Stored records
━━━━━━━━

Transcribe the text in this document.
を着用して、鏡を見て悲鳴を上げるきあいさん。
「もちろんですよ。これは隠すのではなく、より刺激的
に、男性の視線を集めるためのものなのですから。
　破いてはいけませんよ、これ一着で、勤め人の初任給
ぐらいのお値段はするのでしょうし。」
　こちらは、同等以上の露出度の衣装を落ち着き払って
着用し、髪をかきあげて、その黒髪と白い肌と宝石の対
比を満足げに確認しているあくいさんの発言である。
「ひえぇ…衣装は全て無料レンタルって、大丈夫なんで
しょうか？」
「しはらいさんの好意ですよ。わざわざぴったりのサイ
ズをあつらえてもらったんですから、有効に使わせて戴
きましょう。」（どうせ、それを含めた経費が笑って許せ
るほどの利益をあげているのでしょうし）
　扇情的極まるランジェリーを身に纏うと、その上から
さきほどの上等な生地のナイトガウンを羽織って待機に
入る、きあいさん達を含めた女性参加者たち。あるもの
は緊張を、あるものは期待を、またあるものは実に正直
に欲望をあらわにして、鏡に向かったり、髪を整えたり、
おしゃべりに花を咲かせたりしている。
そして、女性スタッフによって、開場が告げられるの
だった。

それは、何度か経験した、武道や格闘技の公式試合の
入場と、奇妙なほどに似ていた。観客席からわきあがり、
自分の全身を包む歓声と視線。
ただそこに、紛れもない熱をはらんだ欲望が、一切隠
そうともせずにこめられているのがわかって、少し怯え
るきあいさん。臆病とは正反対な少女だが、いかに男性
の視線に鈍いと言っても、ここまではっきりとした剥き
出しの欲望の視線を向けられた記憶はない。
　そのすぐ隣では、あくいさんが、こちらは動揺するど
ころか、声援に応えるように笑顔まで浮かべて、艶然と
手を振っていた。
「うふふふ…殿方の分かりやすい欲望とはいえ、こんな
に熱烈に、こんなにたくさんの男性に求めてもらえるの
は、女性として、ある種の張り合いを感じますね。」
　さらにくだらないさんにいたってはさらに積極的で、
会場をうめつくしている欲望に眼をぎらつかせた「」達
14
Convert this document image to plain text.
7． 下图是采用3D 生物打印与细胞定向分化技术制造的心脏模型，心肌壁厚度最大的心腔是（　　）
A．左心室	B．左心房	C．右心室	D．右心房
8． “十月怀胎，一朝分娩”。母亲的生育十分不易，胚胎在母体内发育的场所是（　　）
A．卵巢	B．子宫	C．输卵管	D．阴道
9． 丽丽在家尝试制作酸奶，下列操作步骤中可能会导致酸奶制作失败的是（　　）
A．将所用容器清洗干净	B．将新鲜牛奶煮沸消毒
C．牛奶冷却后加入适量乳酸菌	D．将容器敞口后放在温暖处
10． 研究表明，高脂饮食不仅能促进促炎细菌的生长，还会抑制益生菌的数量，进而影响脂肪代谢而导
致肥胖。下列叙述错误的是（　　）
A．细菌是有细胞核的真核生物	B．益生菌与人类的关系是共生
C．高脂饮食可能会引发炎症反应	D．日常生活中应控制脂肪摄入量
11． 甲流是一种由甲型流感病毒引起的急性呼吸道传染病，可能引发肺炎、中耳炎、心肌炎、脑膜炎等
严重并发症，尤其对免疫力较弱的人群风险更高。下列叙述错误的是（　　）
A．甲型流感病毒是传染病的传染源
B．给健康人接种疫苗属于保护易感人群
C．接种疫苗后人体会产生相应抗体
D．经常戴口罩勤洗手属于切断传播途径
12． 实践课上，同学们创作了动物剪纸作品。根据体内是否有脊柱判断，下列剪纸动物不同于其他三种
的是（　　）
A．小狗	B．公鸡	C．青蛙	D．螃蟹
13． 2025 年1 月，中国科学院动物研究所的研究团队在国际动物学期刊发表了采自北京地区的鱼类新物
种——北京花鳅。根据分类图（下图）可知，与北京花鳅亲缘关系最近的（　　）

━━━━━━━━

Task description
Consider the entries above and return each line with the string "this".

Answer to the task
Transcribe the text in this document.
Convert this document image to plain text.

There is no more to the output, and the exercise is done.